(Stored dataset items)
☆ ☆ ☆ ☆
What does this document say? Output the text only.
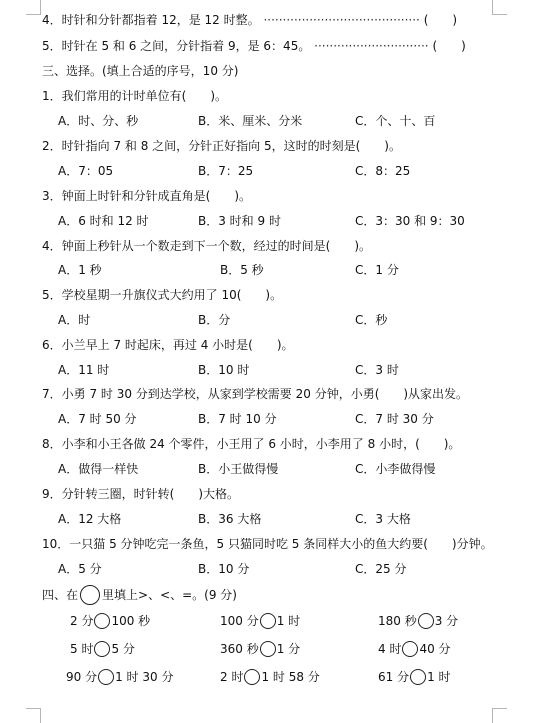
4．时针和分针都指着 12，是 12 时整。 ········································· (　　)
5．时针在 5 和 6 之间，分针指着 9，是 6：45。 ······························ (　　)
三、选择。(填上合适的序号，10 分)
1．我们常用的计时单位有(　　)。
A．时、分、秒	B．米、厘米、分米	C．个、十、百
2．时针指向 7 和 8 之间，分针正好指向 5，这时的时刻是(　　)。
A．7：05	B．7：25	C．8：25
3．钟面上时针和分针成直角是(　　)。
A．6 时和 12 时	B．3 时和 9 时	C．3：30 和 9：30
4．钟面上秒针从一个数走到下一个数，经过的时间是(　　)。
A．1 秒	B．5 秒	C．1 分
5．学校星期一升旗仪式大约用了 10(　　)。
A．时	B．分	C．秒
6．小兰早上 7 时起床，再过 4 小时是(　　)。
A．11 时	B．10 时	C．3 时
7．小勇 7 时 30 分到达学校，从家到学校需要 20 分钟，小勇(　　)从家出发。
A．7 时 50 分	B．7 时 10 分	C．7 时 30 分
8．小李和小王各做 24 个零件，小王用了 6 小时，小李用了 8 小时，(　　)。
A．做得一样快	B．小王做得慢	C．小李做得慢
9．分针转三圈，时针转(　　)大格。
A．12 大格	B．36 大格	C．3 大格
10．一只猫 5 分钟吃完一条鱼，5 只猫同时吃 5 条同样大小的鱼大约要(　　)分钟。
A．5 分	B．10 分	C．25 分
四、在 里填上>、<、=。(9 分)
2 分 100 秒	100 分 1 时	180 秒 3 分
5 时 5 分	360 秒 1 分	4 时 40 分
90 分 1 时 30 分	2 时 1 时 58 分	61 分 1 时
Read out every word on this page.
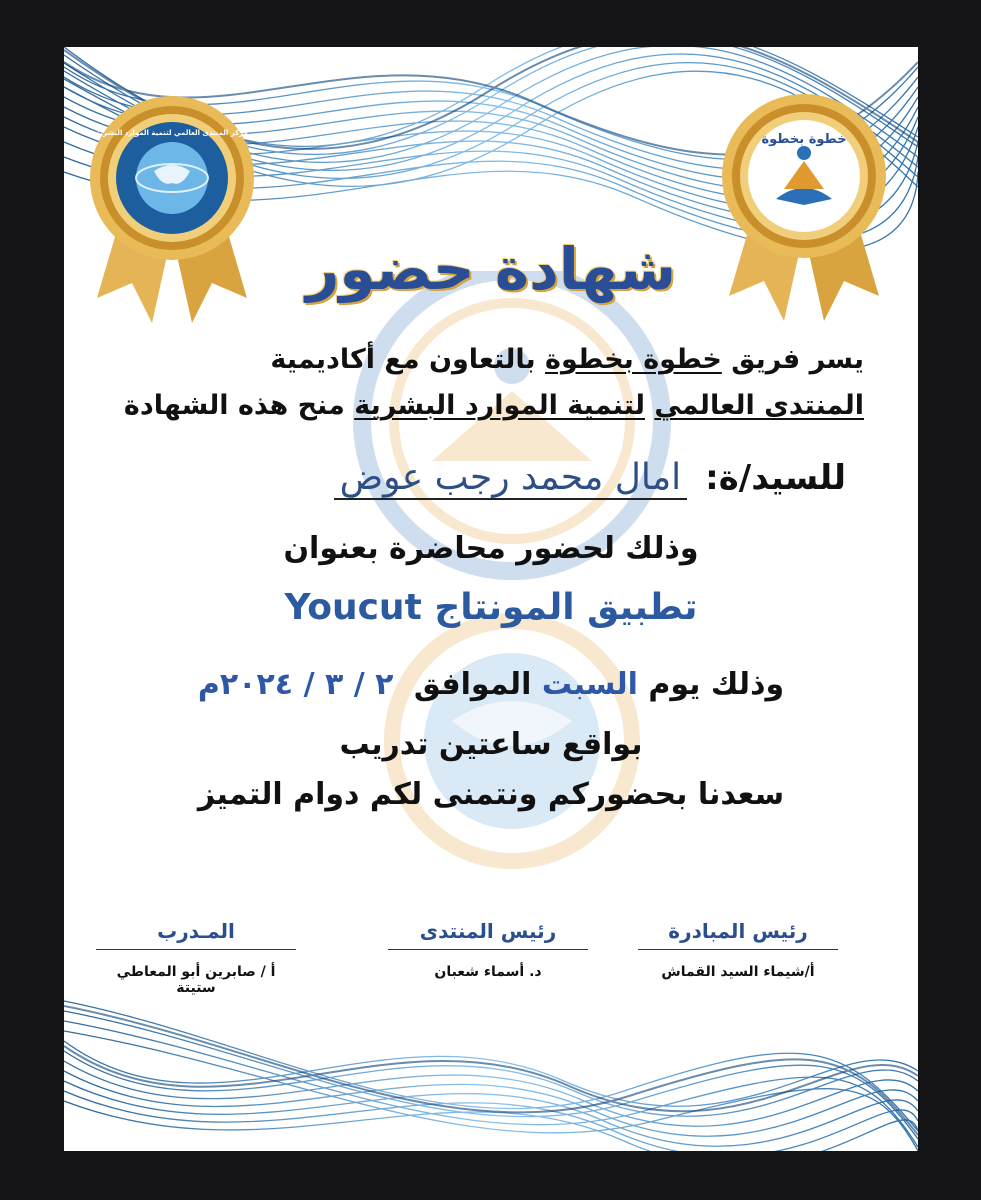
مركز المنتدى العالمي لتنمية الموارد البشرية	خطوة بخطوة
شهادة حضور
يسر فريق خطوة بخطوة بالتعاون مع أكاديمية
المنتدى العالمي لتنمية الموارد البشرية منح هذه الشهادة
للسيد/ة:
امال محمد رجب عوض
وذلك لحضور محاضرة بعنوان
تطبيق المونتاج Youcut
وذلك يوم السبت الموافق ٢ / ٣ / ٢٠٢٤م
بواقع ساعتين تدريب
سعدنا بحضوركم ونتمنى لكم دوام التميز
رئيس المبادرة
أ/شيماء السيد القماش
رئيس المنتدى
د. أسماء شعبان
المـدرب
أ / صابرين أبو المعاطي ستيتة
☆ ☆ ☆ ☆
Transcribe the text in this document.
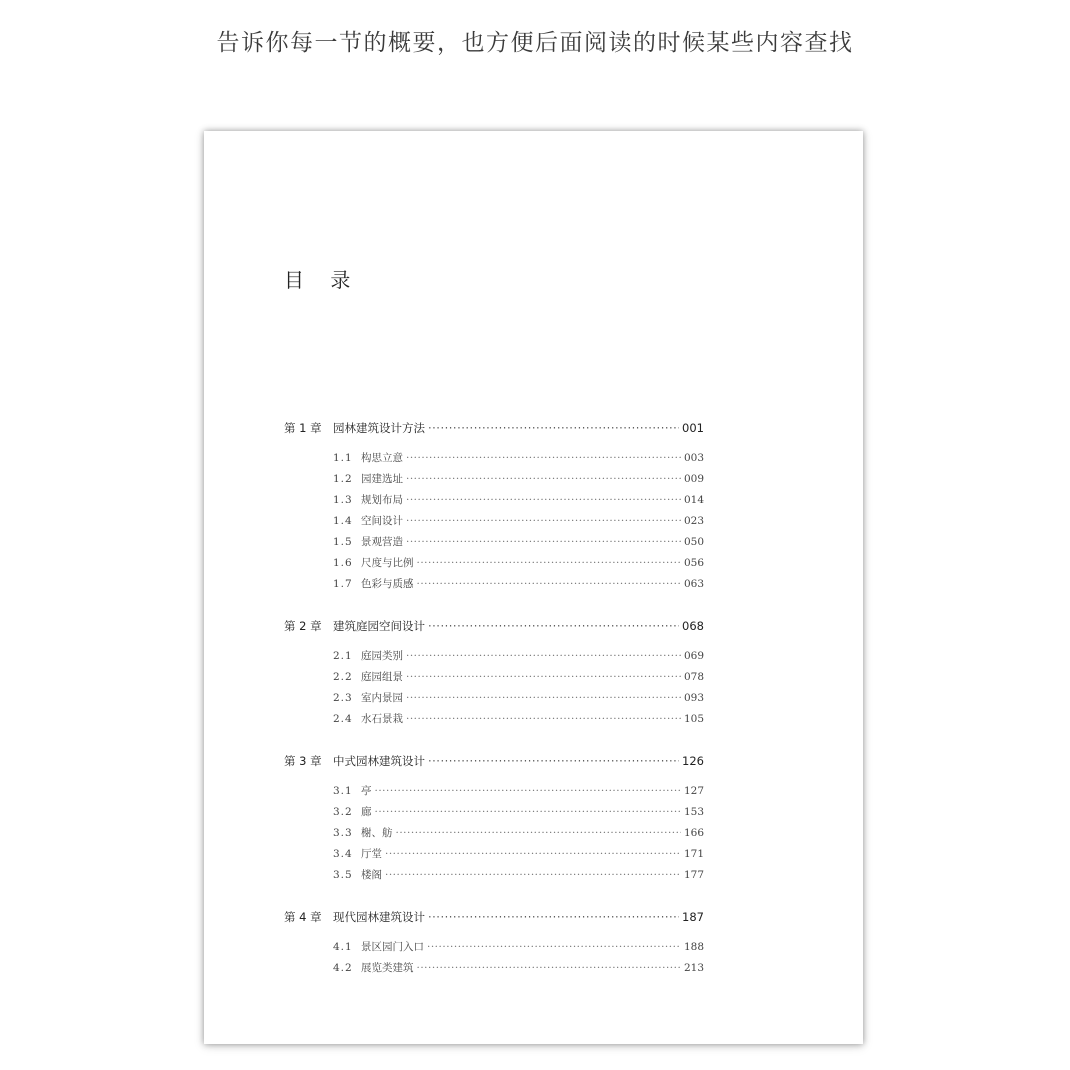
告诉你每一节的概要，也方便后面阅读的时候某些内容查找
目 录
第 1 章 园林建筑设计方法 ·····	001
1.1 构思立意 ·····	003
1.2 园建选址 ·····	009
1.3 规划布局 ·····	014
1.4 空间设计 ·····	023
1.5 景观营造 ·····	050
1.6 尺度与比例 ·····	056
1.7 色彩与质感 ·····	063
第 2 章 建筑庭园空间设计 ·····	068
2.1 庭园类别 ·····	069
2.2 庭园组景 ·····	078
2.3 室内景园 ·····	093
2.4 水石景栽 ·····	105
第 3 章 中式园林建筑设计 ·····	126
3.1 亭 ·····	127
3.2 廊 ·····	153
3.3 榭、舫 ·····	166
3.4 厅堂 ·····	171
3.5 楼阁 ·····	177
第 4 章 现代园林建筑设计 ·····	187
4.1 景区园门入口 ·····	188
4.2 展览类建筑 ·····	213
☆ ☆ ☆ ☆
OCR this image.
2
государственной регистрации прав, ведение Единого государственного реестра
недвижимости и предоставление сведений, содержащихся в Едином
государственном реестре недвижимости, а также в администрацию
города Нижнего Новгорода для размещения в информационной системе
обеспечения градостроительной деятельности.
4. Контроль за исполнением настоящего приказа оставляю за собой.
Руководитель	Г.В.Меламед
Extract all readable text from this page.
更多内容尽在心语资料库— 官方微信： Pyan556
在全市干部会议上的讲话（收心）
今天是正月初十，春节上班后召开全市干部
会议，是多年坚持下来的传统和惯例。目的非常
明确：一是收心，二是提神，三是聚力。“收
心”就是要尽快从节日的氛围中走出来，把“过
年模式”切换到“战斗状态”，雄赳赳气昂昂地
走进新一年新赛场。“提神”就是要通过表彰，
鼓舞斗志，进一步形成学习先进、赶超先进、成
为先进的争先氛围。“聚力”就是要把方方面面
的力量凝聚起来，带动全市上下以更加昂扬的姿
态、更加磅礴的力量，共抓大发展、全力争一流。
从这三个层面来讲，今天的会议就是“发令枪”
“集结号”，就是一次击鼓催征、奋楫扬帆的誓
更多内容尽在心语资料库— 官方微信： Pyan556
☆ ☆ ☆ ☆
Take every line above carrying "page" and return it.

THE OUTPUT.
Read out every word on this page.
Extract all readable text from this page.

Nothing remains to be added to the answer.